22 Agosto 2016
"Não estou dizendo que as pessoas não devam pressionar o governo a fazer mais para a promoção da liberdade religiosa no exterior – eu próprio faço isso –, mas as teorias da conspiração não devem têm espaço em nossas discussões sobre liberdade religiosa internacional. Se os conservadores querem fazer acusações sérias contra o governo, então precisam apresentar coisas melhores do que o emprego da palavra “culto” ao invés de “religiosa”, a não ser que essa conspiração inclua também Roosevelt e Reagan", escreve Thomas Reese, jornalista e jesuíta, em artigo publicado por National Catholic Reporter, 18-08-2016. A tradução é de Isaque Gomes Correa.
Eis o artigo.
Numa das primeiras apresentações públicas da plataforma de governo do Partido Democrata, declarou-se que “Estamos horrorizados pelo genocídio de cristãos e yazidis e pelos crimes contra a humanidade no Oriente Médio cometidos pelo ISIS a muçulmanos e outros”. O texto afirmava ainda: “Faremos tudo o que pudermos para proteger as minorias religiosas e o direito fundamental de liberdade de culto e de fé”.
Estas declarações não geraram muito debate no partido, que estava ocupado lutando em defesa do salário mínimo, na questão da Parceria Transpacífico e em outras frentes. Poder-se-ia achar que tais trechos não contêm nada de polêmico, mas, na verdade, o partido quase pisou numa mina política ao empregar as palavras “liberdade de culto” em vez de “liberdade religiosa”.

—————

» **Tarefas**:
a – Transcreva o trecho do texto sobre liberdade religiosa entre "22 Agosto 2016" e "Isaque Gomes Correa.", inclusive.
b – Dê continuidade ao texto sobre liberdade religiosa a partir da última frase apresentada.

» **Entradas de caixas delimitadoras**:
—————

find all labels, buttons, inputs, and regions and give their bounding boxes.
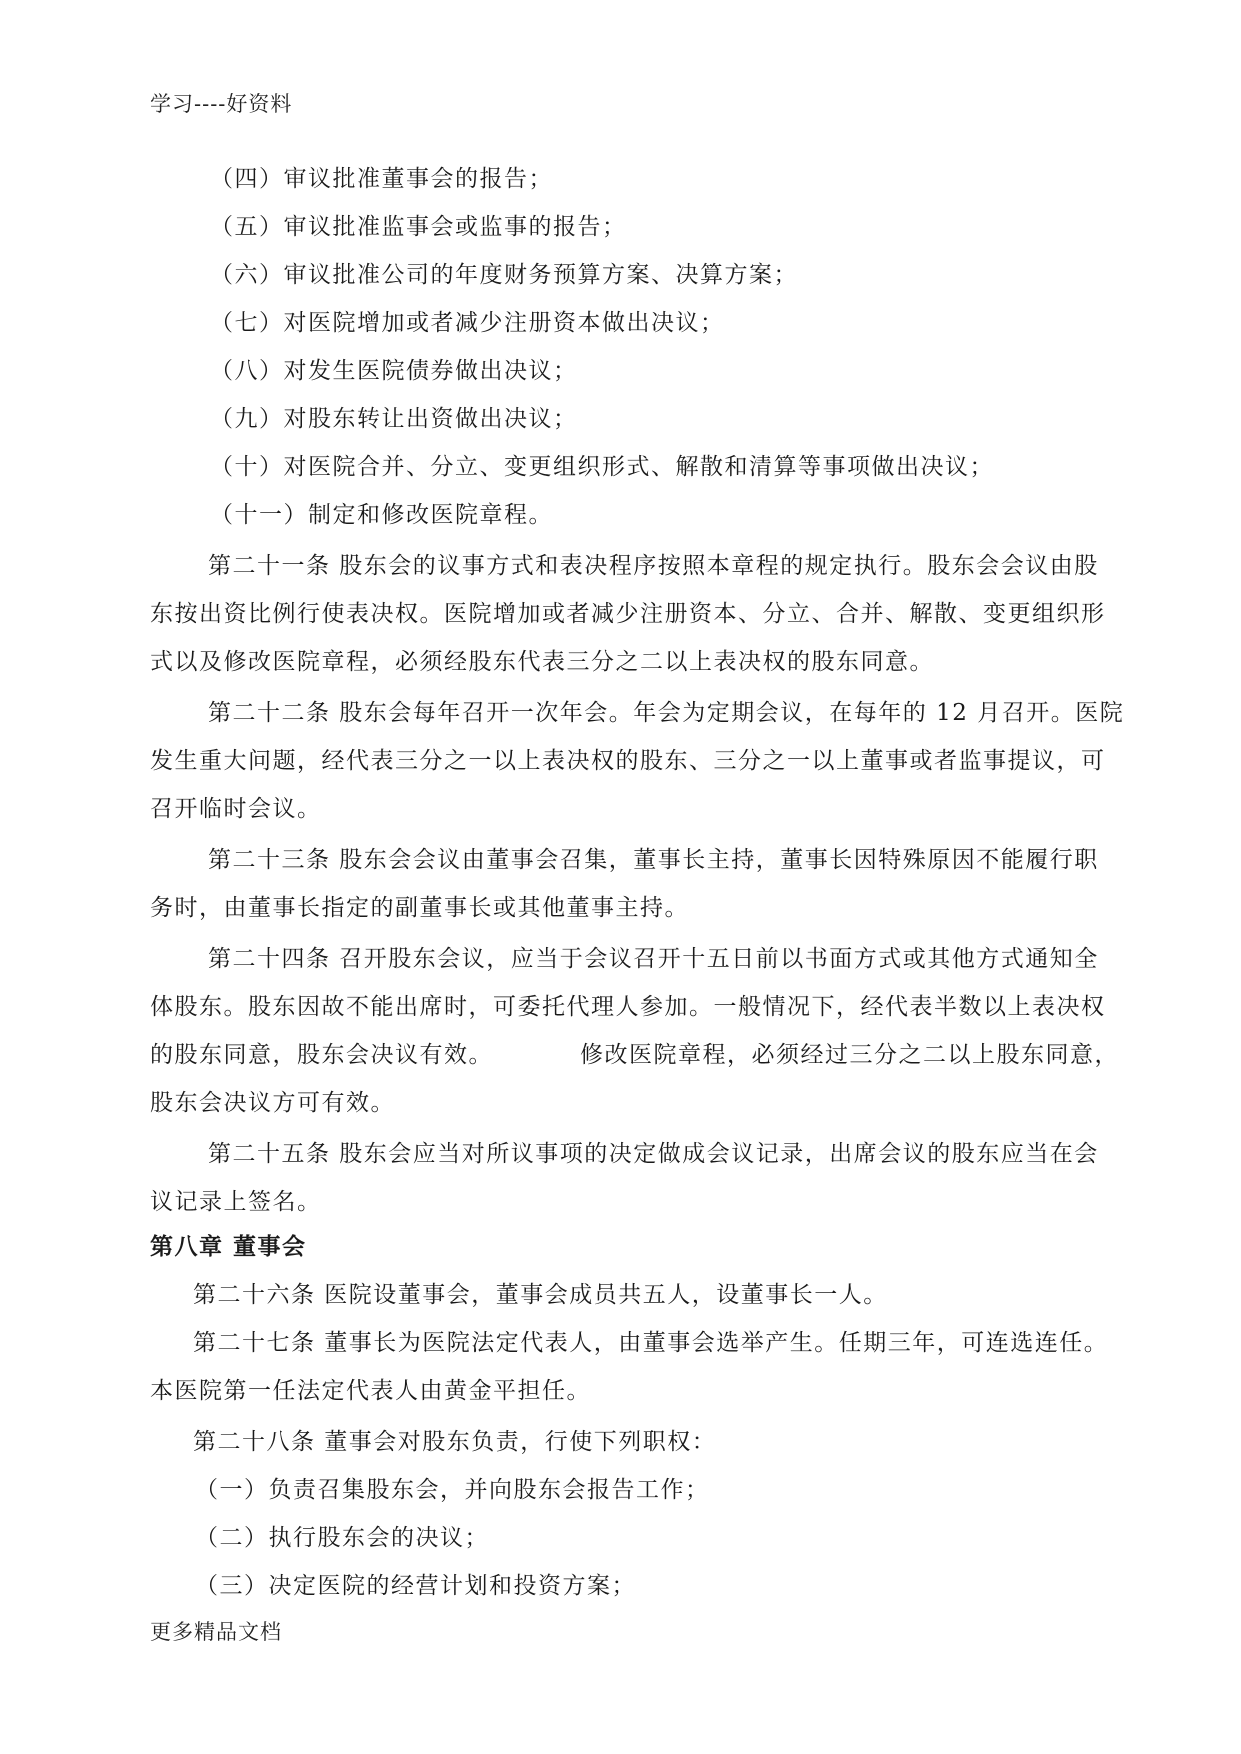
- article-27-line-2: 本医院第一任法定代表人由黄金平担任。: [150, 1378, 591, 1404]
- article-22-line-2: 发生重大问题，经代表三分之一以上表决权的股东、三分之一以上董事或者监事提议，可: [150, 748, 1106, 774]
- article-24-line-2: 体股东。股东因故不能出席时，可委托代理人参加。一般情况下，经代表半数以上表决权: [150, 994, 1106, 1020]
- article-23-line-2: 务时，由董事长指定的副董事长或其他董事主持。: [150, 895, 689, 921]
- chapter-heading: 第八章 董事会: [150, 1234, 307, 1260]
- article-24-line-3b: 修改医院章程，必须经过三分之二以上股东同意，: [580, 1042, 1119, 1068]
- article-23-line-1: 第二十三条 股东会会议由董事会召集，董事长主持，董事长因特殊原因不能履行职: [208, 847, 1099, 873]
- list-item: （十）对医院合并、分立、变更组织形式、解散和清算等事项做出决议；: [210, 454, 994, 480]
- list-item: （一）负责召集股东会，并向股东会报告工作；: [195, 1477, 710, 1503]
- article-21-line-1: 第二十一条 股东会的议事方式和表决程序按照本章程的规定执行。股东会会议由股: [208, 553, 1099, 579]
- article-21-line-3: 式以及修改医院章程，必须经股东代表三分之二以上表决权的股东同意。: [150, 649, 934, 675]
- list-item: （五）审议批准监事会或监事的报告；: [210, 214, 627, 240]
- article-22-line-1: 第二十二条 股东会每年召开一次年会。年会为定期会议，在每年的 12 月召开。医院: [208, 700, 1125, 726]
- article-25-line-1: 第二十五条 股东会应当对所议事项的决定做成会议记录，出席会议的股东应当在会: [208, 1141, 1099, 1167]
- list-item: （四）审议批准董事会的报告；: [210, 166, 553, 192]
- list-item: （八）对发生医院债券做出决议；: [210, 358, 578, 384]
- list-item: （十一）制定和修改医院章程。: [210, 502, 553, 528]
- list-item: （三）决定医院的经营计划和投资方案；: [195, 1573, 636, 1599]
- list-item: （六）审议批准公司的年度财务预算方案、决算方案；: [210, 262, 798, 288]
- article-25-line-2: 议记录上签名。: [150, 1189, 322, 1215]
- list-item: （七）对医院增加或者减少注册资本做出决议；: [210, 310, 725, 336]
- list-item: （九）对股东转让出资做出决议；: [210, 406, 578, 432]
- article-24-line-1: 第二十四条 召开股东会议，应当于会议召开十五日前以书面方式或其他方式通知全: [208, 946, 1099, 972]
- article-26-line-1: 第二十六条 医院设董事会，董事会成员共五人，设董事长一人。: [193, 1282, 888, 1308]
- article-24-line-4: 股东会决议方可有效。: [150, 1090, 395, 1116]
- page-footer: 更多精品文档: [150, 1620, 282, 1644]
- article-22-line-3: 召开临时会议。: [150, 796, 322, 822]
- article-27-line-1: 第二十七条 董事长为医院法定代表人，由董事会选举产生。任期三年，可连选连任。: [193, 1330, 1109, 1356]
- list-item: （二）执行股东会的决议；: [195, 1525, 489, 1551]
- article-21-line-2: 东按出资比例行使表决权。医院增加或者减少注册资本、分立、合并、解散、变更组织形: [150, 601, 1106, 627]
- article-28-line-1: 第二十八条 董事会对股东负责，行使下列职权：: [193, 1429, 717, 1455]
- article-24-line-3a: 的股东同意，股东会决议有效。: [150, 1042, 493, 1068]
- page-header: 学习----好资料: [150, 92, 293, 116]
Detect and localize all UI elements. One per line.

—————

» **Respostas**:
a –
22 Agosto 2016
"Não estou dizendo que as pessoas não devam pressionar o governo a fazer mais para a promoção da liberdade religiosa no exterior – eu próprio faço isso –, mas as teorias da conspiração não devem têm espaço em nossas discussões sobre liberdade religiosa internacional. Se os conservadores querem fazer acusações sérias contra o governo, então precisam apresentar coisas melhores do que o emprego da palavra “culto” ao invés de “religiosa”, a não ser que essa conspiração inclua também Roosevelt e Reagan", escreve Thomas Reese, jornalista e jesuíta, em artigo publicado por National Catholic Reporter, 18-08-2016. A tradução é de Isaque Gomes Correa.

b –
Sou o presidente da Comissão sobre Liberdade Religiosa Internacional dos EUA – USCIRF (na sigla em inglês), mas as opiniões expressas neste artigo são minhas e não representam necessariamente os pontos de vista da citada comissão.
Muito embora a maioria das pessoas não iria notar a diferença, “liberdade religiosa” é considerado um termo mais amplo. Ele inclui o culto, mas também o direito dos fiéis a evangelizar, a mudar de religião, a ter escolas e instituições de caridade e a participar no espaço público.
A triste verdade é que alguns Estados e algumas sociedades toleram as minorias religiosas, desde que se mantenham confinadas a seus lugares de culto e não se façam presentes nos demais espaços da sociedade. Mas se tentam converter alguém, se alguém sai da religião dominante para uma outra, ou membros da religião minoritária se pronunciam sobre assuntos públicos, eles sentirão a força total do governo e da sociedade sobre suas cabeças.
Quando o governo Obama empregou a frase “liberdade de culto”, a blogosfera conservadora se pôs a apresentar críticas e teorias. A atitude foi vista como um abandono da luta diplomática tradicional pela liberdade religiosa internacional. Ela foi vista como estando em sintonia com os supostos ataques do governo contra a liberdade religiosa nacional, com o seu apoio à política contraceptiva e aos direitos dos homossexuais.
O presidente Obama e a secretária de Estado Hillary Clinton foram tratados como inimigos da liberdade religiosa.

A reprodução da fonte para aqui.